=== INSTRUCTIONS TO FOLLOW ===
Gather every line below that contains the word "officer" and copy each one out in full.

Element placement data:
========================================================================
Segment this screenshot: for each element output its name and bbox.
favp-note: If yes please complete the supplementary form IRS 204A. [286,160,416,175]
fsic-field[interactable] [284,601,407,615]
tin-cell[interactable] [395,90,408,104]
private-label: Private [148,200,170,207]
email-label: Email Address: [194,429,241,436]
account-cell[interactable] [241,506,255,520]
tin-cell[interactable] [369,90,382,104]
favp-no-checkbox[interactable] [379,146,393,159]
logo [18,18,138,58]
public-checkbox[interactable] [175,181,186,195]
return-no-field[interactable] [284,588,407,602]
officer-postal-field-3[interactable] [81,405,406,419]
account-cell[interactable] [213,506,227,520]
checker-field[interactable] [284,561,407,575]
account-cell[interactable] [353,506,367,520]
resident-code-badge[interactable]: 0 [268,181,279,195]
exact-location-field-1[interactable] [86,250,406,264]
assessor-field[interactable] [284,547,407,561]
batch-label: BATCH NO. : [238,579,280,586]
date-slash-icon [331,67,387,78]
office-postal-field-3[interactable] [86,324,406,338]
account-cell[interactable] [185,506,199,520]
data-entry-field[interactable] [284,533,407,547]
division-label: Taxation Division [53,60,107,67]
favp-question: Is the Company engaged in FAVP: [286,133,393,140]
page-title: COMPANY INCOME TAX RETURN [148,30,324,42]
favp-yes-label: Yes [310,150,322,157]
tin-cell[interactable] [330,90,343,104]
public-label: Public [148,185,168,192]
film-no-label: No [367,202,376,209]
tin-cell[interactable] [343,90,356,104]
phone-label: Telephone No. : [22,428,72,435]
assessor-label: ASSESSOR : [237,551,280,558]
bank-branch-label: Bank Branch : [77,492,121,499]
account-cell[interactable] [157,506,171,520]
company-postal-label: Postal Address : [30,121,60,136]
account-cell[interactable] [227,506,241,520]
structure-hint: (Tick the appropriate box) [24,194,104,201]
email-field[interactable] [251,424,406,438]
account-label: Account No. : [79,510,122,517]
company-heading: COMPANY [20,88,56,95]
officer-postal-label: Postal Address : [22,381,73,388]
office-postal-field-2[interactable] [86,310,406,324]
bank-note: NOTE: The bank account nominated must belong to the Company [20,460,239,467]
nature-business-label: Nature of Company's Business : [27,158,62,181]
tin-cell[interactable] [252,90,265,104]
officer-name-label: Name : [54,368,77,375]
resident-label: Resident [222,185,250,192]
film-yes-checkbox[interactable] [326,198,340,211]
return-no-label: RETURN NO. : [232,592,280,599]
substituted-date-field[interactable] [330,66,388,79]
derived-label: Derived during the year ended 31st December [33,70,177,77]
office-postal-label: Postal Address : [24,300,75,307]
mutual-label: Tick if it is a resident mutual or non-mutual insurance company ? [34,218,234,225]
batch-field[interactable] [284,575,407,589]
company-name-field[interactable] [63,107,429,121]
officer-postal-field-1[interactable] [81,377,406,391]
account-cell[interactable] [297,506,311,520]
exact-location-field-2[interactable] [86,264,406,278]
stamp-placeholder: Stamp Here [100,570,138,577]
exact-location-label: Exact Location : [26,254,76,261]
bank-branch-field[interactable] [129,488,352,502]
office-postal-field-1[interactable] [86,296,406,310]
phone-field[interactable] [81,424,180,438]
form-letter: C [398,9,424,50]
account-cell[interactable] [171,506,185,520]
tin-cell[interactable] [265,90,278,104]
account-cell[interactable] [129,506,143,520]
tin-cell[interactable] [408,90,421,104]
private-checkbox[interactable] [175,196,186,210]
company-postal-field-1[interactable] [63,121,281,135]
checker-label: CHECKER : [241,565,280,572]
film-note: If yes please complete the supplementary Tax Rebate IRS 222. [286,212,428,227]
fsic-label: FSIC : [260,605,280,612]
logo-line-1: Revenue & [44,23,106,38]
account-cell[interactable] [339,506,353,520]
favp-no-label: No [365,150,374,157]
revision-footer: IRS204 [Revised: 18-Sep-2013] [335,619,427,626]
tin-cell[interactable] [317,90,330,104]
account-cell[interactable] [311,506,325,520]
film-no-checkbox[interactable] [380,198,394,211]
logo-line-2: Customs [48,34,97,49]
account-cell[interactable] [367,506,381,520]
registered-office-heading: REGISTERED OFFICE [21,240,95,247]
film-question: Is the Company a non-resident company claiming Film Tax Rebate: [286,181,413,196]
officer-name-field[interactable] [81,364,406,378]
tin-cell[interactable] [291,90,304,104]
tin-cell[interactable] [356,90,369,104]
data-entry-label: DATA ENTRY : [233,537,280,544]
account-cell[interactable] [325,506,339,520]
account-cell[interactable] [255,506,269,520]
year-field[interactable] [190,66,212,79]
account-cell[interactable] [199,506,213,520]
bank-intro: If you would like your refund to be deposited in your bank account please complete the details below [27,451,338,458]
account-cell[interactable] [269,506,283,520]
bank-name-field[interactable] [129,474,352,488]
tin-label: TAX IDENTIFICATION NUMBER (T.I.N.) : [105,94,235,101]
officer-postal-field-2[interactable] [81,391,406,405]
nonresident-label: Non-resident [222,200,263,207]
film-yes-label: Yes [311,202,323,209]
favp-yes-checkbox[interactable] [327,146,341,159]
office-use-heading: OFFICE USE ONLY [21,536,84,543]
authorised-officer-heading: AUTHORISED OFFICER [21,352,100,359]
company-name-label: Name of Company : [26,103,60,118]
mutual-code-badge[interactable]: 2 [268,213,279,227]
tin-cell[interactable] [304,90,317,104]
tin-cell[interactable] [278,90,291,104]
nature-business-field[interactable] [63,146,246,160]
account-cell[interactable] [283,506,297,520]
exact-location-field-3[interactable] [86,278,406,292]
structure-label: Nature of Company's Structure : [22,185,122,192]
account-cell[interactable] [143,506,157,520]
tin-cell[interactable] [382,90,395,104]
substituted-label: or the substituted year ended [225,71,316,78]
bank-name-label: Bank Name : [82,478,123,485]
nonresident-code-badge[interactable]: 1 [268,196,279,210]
========================================================================
=== FINISHED TASK ===
officer-postal-field-3[interactable] [81,405,406,419]
officer-postal-label: Postal Address : [22,381,73,388]
officer-name-label: Name : [54,368,77,375]
officer-postal-field-1[interactable] [81,377,406,391]
officer-name-field[interactable] [81,364,406,378]
officer-postal-field-2[interactable] [81,391,406,405]
authorised-officer-heading: AUTHORISED OFFICER [21,352,100,359]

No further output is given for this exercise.